# Working data start

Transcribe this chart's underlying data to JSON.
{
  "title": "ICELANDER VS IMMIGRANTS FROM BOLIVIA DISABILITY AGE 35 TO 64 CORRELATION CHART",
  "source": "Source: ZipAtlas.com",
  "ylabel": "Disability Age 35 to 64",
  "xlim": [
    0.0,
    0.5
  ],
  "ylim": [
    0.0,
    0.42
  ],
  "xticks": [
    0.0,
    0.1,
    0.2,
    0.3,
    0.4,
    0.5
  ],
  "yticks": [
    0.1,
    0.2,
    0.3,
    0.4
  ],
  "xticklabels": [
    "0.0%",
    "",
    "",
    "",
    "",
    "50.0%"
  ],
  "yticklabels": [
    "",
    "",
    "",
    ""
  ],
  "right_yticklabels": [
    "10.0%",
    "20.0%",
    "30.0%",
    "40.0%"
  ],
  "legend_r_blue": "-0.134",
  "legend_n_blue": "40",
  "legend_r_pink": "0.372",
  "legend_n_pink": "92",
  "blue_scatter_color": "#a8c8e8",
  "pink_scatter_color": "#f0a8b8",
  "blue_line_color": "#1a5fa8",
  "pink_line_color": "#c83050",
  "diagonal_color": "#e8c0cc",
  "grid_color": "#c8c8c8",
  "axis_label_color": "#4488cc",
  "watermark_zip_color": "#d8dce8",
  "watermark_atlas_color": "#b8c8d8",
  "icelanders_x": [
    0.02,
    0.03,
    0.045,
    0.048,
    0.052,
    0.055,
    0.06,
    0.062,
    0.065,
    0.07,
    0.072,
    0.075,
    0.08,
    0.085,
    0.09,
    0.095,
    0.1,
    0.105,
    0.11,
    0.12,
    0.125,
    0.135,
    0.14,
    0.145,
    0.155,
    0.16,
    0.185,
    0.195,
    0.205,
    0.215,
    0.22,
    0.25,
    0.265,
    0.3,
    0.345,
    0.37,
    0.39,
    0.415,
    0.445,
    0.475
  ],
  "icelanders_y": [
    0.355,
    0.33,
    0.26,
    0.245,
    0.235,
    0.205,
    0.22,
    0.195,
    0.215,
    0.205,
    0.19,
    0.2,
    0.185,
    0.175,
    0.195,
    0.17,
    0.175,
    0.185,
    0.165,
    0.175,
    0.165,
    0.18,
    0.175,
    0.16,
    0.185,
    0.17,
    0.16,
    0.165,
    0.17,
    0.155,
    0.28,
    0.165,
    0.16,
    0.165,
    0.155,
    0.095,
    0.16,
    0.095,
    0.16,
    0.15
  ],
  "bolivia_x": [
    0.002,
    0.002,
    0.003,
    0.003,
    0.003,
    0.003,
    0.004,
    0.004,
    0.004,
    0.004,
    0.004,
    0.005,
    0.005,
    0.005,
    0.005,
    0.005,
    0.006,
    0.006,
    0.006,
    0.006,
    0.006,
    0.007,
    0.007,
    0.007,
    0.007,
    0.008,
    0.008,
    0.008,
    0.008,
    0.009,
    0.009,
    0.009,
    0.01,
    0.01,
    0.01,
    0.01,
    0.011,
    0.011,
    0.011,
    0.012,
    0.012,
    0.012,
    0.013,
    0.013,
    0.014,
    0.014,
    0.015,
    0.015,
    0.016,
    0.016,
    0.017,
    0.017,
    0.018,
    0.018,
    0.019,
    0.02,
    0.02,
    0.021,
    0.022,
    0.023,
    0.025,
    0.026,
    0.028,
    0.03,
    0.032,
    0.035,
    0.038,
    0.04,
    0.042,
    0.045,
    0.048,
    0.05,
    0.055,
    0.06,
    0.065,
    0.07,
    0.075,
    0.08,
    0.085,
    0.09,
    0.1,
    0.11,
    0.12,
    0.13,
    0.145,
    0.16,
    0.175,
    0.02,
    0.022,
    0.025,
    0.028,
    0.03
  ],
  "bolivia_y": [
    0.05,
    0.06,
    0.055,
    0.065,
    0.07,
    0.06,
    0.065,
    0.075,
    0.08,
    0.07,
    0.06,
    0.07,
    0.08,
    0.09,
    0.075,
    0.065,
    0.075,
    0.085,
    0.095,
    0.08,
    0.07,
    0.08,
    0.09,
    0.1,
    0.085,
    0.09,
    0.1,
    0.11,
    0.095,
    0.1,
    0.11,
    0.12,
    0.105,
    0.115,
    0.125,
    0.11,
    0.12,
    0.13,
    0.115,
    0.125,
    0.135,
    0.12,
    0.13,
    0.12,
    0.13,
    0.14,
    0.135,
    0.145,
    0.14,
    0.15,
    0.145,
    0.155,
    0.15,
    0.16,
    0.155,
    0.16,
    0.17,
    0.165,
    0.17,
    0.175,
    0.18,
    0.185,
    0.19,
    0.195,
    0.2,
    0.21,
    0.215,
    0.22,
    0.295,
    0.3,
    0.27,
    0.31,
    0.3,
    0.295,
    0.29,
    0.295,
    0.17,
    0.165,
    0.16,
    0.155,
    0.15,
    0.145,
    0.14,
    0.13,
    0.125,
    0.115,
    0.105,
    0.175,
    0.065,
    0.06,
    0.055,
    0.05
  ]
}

# Working data end

Directions:
Output every entry shown above, exactly.

Problem solution:
Transcribe this chart's underlying data to JSON.
{
  "title": "ICELANDER VS IMMIGRANTS FROM BOLIVIA DISABILITY AGE 35 TO 64 CORRELATION CHART",
  "source": "Source: ZipAtlas.com",
  "ylabel": "Disability Age 35 to 64",
  "xlim": [
    0.0,
    0.5
  ],
  "ylim": [
    0.0,
    0.42
  ],
  "xticks": [
    0.0,
    0.1,
    0.2,
    0.3,
    0.4,
    0.5
  ],
  "yticks": [
    0.1,
    0.2,
    0.3,
    0.4
  ],
  "xticklabels": [
    "0.0%",
    "",
    "",
    "",
    "",
    "50.0%"
  ],
  "yticklabels": [
    "",
    "",
    "",
    ""
  ],
  "right_yticklabels": [
    "10.0%",
    "20.0%",
    "30.0%",
    "40.0%"
  ],
  "legend_r_blue": "-0.134",
  "legend_n_blue": "40",
  "legend_r_pink": "0.372",
  "legend_n_pink": "92",
  "blue_scatter_color": "#a8c8e8",
  "pink_scatter_color": "#f0a8b8",
  "blue_line_color": "#1a5fa8",
  "pink_line_color": "#c83050",
  "diagonal_color": "#e8c0cc",
  "grid_color": "#c8c8c8",
  "axis_label_color": "#4488cc",
  "watermark_zip_color": "#d8dce8",
  "watermark_atlas_color": "#b8c8d8",
  "icelanders_x": [
    0.02,
    0.03,
    0.045,
    0.048,
    0.052,
    0.055,
    0.06,
    0.062,
    0.065,
    0.07,
    0.072,
    0.075,
    0.08,
    0.085,
    0.09,
    0.095,
    0.1,
    0.105,
    0.11,
    0.12,
    0.125,
    0.135,
    0.14,
    0.145,
    0.155,
    0.16,
    0.185,
    0.195,
    0.205,
    0.215,
    0.22,
    0.25,
    0.265,
    0.3,
    0.345,
    0.37,
    0.39,
    0.415,
    0.445,
    0.475
  ],
  "icelanders_y": [
    0.355,
    0.33,
    0.26,
    0.245,
    0.235,
    0.205,
    0.22,
    0.195,
    0.215,
    0.205,
    0.19,
    0.2,
    0.185,
    0.175,
    0.195,
    0.17,
    0.175,
    0.185,
    0.165,
    0.175,
    0.165,
    0.18,
    0.175,
    0.16,
    0.185,
    0.17,
    0.16,
    0.165,
    0.17,
    0.155,
    0.28,
    0.165,
    0.16,
    0.165,
    0.155,
    0.095,
    0.16,
    0.095,
    0.16,
    0.15
  ],
  "bolivia_x": [
    0.002,
    0.002,
    0.003,
    0.003,
    0.003,
    0.003,
    0.004,
    0.004,
    0.004,
    0.004,
    0.004,
    0.005,
    0.005,
    0.005,
    0.005,
    0.005,
    0.006,
    0.006,
    0.006,
    0.006,
    0.006,
    0.007,
    0.007,
    0.007,
    0.007,
    0.008,
    0.008,
    0.008,
    0.008,
    0.009,
    0.009,
    0.009,
    0.01,
    0.01,
    0.01,
    0.01,
    0.011,
    0.011,
    0.011,
    0.012,
    0.012,
    0.012,
    0.013,
    0.013,
    0.014,
    0.014,
    0.015,
    0.015,
    0.016,
    0.016,
    0.017,
    0.017,
    0.018,
    0.018,
    0.019,
    0.02,
    0.02,
    0.021,
    0.022,
    0.023,
    0.025,
    0.026,
    0.028,
    0.03,
    0.032,
    0.035,
    0.038,
    0.04,
    0.042,
    0.045,
    0.048,
    0.05,
    0.055,
    0.06,
    0.065,
    0.07,
    0.075,
    0.08,
    0.085,
    0.09,
    0.1,
    0.11,
    0.12,
    0.13,
    0.145,
    0.16,
    0.175,
    0.02,
    0.022,
    0.025,
    0.028,
    0.03
  ],
  "bolivia_y": [
    0.05,
    0.06,
    0.055,
    0.065,
    0.07,
    0.06,
    0.065,
    0.075,
    0.08,
    0.07,
    0.06,
    0.07,
    0.08,
    0.09,
    0.075,
    0.065,
    0.075,
    0.085,
    0.095,
    0.08,
    0.07,
    0.08,
    0.09,
    0.1,
    0.085,
    0.09,
    0.1,
    0.11,
    0.095,
    0.1,
    0.11,
    0.12,
    0.105,
    0.115,
    0.125,
    0.11,
    0.12,
    0.13,
    0.115,
    0.125,
    0.135,
    0.12,
    0.13,
    0.12,
    0.13,
    0.14,
    0.135,
    0.145,
    0.14,
    0.15,
    0.145,
    0.155,
    0.15,
    0.16,
    0.155,
    0.16,
    0.17,
    0.165,
    0.17,
    0.175,
    0.18,
    0.185,
    0.19,
    0.195,
    0.2,
    0.21,
    0.215,
    0.22,
    0.295,
    0.3,
    0.27,
    0.31,
    0.3,
    0.295,
    0.29,
    0.295,
    0.17,
    0.165,
    0.16,
    0.155,
    0.15,
    0.145,
    0.14,
    0.13,
    0.125,
    0.115,
    0.105,
    0.175,
    0.065,
    0.06,
    0.055,
    0.05
  ]
}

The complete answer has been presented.